## Objective
Please output the records below in full, exactly as given, but without the images.

— start of Record extracts —

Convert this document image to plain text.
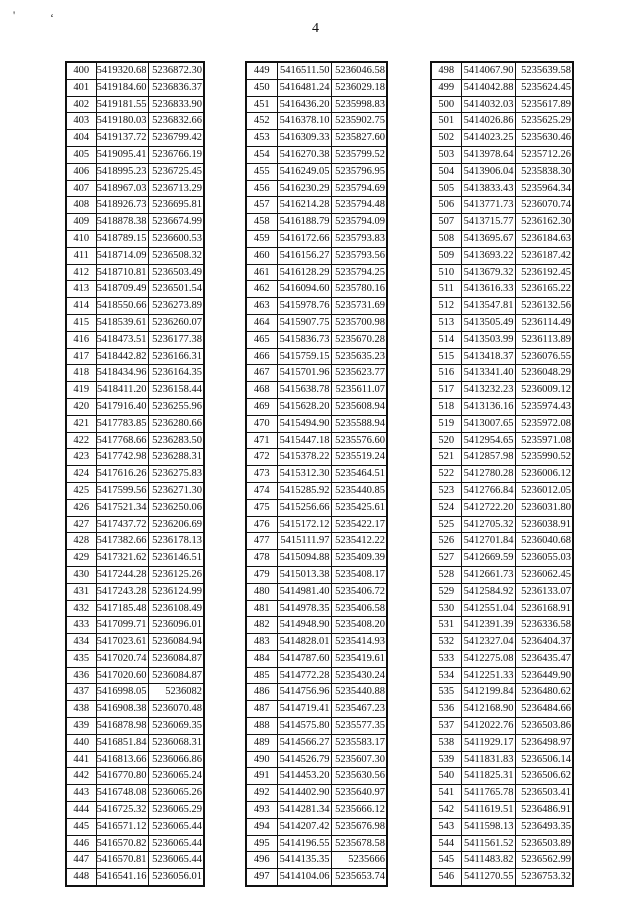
'	‘
4
400	5419320.68	5236872.30
401	5419184.60	5236836.37
402	5419181.55	5236833.90
403	5419180.03	5236832.66
404	5419137.72	5236799.42
405	5419095.41	5236766.19
406	5418995.23	5236725.45
407	5418967.03	5236713.29
408	5418926.73	5236695.81
409	5418878.38	5236674.99
410	5418789.15	5236600.53
411	5418714.09	5236508.32
412	5418710.81	5236503.49
413	5418709.49	5236501.54
414	5418550.66	5236273.89
415	5418539.61	5236260.07
416	5418473.51	5236177.38
417	5418442.82	5236166.31
418	5418434.96	5236164.35
419	5418411.20	5236158.44
420	5417916.40	5236255.96
421	5417783.85	5236280.66
422	5417768.66	5236283.50
423	5417742.98	5236288.31
424	5417616.26	5236275.83
425	5417599.56	5236271.30
426	5417521.34	5236250.06
427	5417437.72	5236206.69
428	5417382.66	5236178.13
429	5417321.62	5236146.51
430	5417244.28	5236125.26
431	5417243.28	5236124.99
432	5417185.48	5236108.49
433	5417099.71	5236096.01
434	5417023.61	5236084.94
435	5417020.74	5236084.87
436	5417020.60	5236084.87
437	5416998.05	5236082
438	5416908.38	5236070.48
439	5416878.98	5236069.35
440	5416851.84	5236068.31
441	5416813.66	5236066.86
442	5416770.80	5236065.24
443	5416748.08	5236065.26
444	5416725.32	5236065.29
445	5416571.12	5236065.44
446	5416570.82	5236065.44
447	5416570.81	5236065.44
448	5416541.16	5236056.01
449	5416511.50	5236046.58
450	5416481.24	5236029.18
451	5416436.20	5235998.83
452	5416378.10	5235902.75
453	5416309.33	5235827.60
454	5416270.38	5235799.52
455	5416249.05	5235796.95
456	5416230.29	5235794.69
457	5416214.28	5235794.48
458	5416188.79	5235794.09
459	5416172.66	5235793.83
460	5416156.27	5235793.56
461	5416128.29	5235794.25
462	5416094.60	5235780.16
463	5415978.76	5235731.69
464	5415907.75	5235700.98
465	5415836.73	5235670.28
466	5415759.15	5235635.23
467	5415701.96	5235623.77
468	5415638.78	5235611.07
469	5415628.20	5235608.94
470	5415494.90	5235588.94
471	5415447.18	5235576.60
472	5415378.22	5235519.24
473	5415312.30	5235464.51
474	5415285.92	5235440.85
475	5415256.66	5235425.61
476	5415172.12	5235422.17
477	5415111.97	5235412.22
478	5415094.88	5235409.39
479	5415013.38	5235408.17
480	5414981.40	5235406.72
481	5414978.35	5235406.58
482	5414948.90	5235408.20
483	5414828.01	5235414.93
484	5414787.60	5235419.61
485	5414772.28	5235430.24
486	5414756.96	5235440.88
487	5414719.41	5235467.23
488	5414575.80	5235577.35
489	5414566.27	5235583.17
490	5414526.79	5235607.30
491	5414453.20	5235630.56
492	5414402.90	5235640.97
493	5414281.34	5235666.12
494	5414207.42	5235676.98
495	5414196.55	5235678.58
496	5414135.35	5235666
497	5414104.06	5235653.74
498	5414067.90	5235639.58
499	5414042.88	5235624.45
500	5414032.03	5235617.89
501	5414026.86	5235625.29
502	5414023.25	5235630.46
503	5413978.64	5235712.26
504	5413906.04	5235838.30
505	5413833.43	5235964.34
506	5413771.73	5236070.74
507	5413715.77	5236162.30
508	5413695.67	5236184.63
509	5413693.22	5236187.42
510	5413679.32	5236192.45
511	5413616.33	5236165.22
512	5413547.81	5236132.56
513	5413505.49	5236114.49
514	5413503.99	5236113.89
515	5413418.37	5236076.55
516	5413341.40	5236048.29
517	5413232.23	5236009.12
518	5413136.16	5235974.43
519	5413007.65	5235972.08
520	5412954.65	5235971.08
521	5412857.98	5235990.52
522	5412780.28	5236006.12
523	5412766.84	5236012.05
524	5412722.20	5236031.80
525	5412705.32	5236038.91
526	5412701.84	5236040.68
527	5412669.59	5236055.03
528	5412661.73	5236062.45
529	5412584.92	5236133.07
530	5412551.04	5236168.91
531	5412391.39	5236336.58
532	5412327.04	5236404.37
533	5412275.08	5236435.47
534	5412251.33	5236449.90
535	5412199.84	5236480.62
536	5412168.90	5236484.66
537	5412022.76	5236503.86
538	5411929.17	5236498.97
539	5411831.83	5236506.14
540	5411825.31	5236506.62
541	5411765.78	5236503.41
542	5411619.51	5236486.91
543	5411598.13	5236493.35
544	5411561.52	5236503.89
545	5411483.82	5236562.99
546	5411270.55	5236753.32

— end of Record extracts —

## Result of the task
Convert this document image to plain text.
'	‘
4
400	5419320.68	5236872.30
401	5419184.60	5236836.37
402	5419181.55	5236833.90
403	5419180.03	5236832.66
404	5419137.72	5236799.42
405	5419095.41	5236766.19
406	5418995.23	5236725.45
407	5418967.03	5236713.29
408	5418926.73	5236695.81
409	5418878.38	5236674.99
410	5418789.15	5236600.53
411	5418714.09	5236508.32
412	5418710.81	5236503.49
413	5418709.49	5236501.54
414	5418550.66	5236273.89
415	5418539.61	5236260.07
416	5418473.51	5236177.38
417	5418442.82	5236166.31
418	5418434.96	5236164.35
419	5418411.20	5236158.44
420	5417916.40	5236255.96
421	5417783.85	5236280.66
422	5417768.66	5236283.50
423	5417742.98	5236288.31
424	5417616.26	5236275.83
425	5417599.56	5236271.30
426	5417521.34	5236250.06
427	5417437.72	5236206.69
428	5417382.66	5236178.13
429	5417321.62	5236146.51
430	5417244.28	5236125.26
431	5417243.28	5236124.99
432	5417185.48	5236108.49
433	5417099.71	5236096.01
434	5417023.61	5236084.94
435	5417020.74	5236084.87
436	5417020.60	5236084.87
437	5416998.05	5236082
438	5416908.38	5236070.48
439	5416878.98	5236069.35
440	5416851.84	5236068.31
441	5416813.66	5236066.86
442	5416770.80	5236065.24
443	5416748.08	5236065.26
444	5416725.32	5236065.29
445	5416571.12	5236065.44
446	5416570.82	5236065.44
447	5416570.81	5236065.44
448	5416541.16	5236056.01
449	5416511.50	5236046.58
450	5416481.24	5236029.18
451	5416436.20	5235998.83
452	5416378.10	5235902.75
453	5416309.33	5235827.60
454	5416270.38	5235799.52
455	5416249.05	5235796.95
456	5416230.29	5235794.69
457	5416214.28	5235794.48
458	5416188.79	5235794.09
459	5416172.66	5235793.83
460	5416156.27	5235793.56
461	5416128.29	5235794.25
462	5416094.60	5235780.16
463	5415978.76	5235731.69
464	5415907.75	5235700.98
465	5415836.73	5235670.28
466	5415759.15	5235635.23
467	5415701.96	5235623.77
468	5415638.78	5235611.07
469	5415628.20	5235608.94
470	5415494.90	5235588.94
471	5415447.18	5235576.60
472	5415378.22	5235519.24
473	5415312.30	5235464.51
474	5415285.92	5235440.85
475	5415256.66	5235425.61
476	5415172.12	5235422.17
477	5415111.97	5235412.22
478	5415094.88	5235409.39
479	5415013.38	5235408.17
480	5414981.40	5235406.72
481	5414978.35	5235406.58
482	5414948.90	5235408.20
483	5414828.01	5235414.93
484	5414787.60	5235419.61
485	5414772.28	5235430.24
486	5414756.96	5235440.88
487	5414719.41	5235467.23
488	5414575.80	5235577.35
489	5414566.27	5235583.17
490	5414526.79	5235607.30
491	5414453.20	5235630.56
492	5414402.90	5235640.97
493	5414281.34	5235666.12
494	5414207.42	5235676.98
495	5414196.55	5235678.58
496	5414135.35	5235666
497	5414104.06	5235653.74
498	5414067.90	5235639.58
499	5414042.88	5235624.45
500	5414032.03	5235617.89
501	5414026.86	5235625.29
502	5414023.25	5235630.46
503	5413978.64	5235712.26
504	5413906.04	5235838.30
505	5413833.43	5235964.34
506	5413771.73	5236070.74
507	5413715.77	5236162.30
508	5413695.67	5236184.63
509	5413693.22	5236187.42
510	5413679.32	5236192.45
511	5413616.33	5236165.22
512	5413547.81	5236132.56
513	5413505.49	5236114.49
514	5413503.99	5236113.89
515	5413418.37	5236076.55
516	5413341.40	5236048.29
517	5413232.23	5236009.12
518	5413136.16	5235974.43
519	5413007.65	5235972.08
520	5412954.65	5235971.08
521	5412857.98	5235990.52
522	5412780.28	5236006.12
523	5412766.84	5236012.05
524	5412722.20	5236031.80
525	5412705.32	5236038.91
526	5412701.84	5236040.68
527	5412669.59	5236055.03
528	5412661.73	5236062.45
529	5412584.92	5236133.07
530	5412551.04	5236168.91
531	5412391.39	5236336.58
532	5412327.04	5236404.37
533	5412275.08	5236435.47
534	5412251.33	5236449.90
535	5412199.84	5236480.62
536	5412168.90	5236484.66
537	5412022.76	5236503.86
538	5411929.17	5236498.97
539	5411831.83	5236506.14
540	5411825.31	5236506.62
541	5411765.78	5236503.41
542	5411619.51	5236486.91
543	5411598.13	5236493.35
544	5411561.52	5236503.89
545	5411483.82	5236562.99
546	5411270.55	5236753.32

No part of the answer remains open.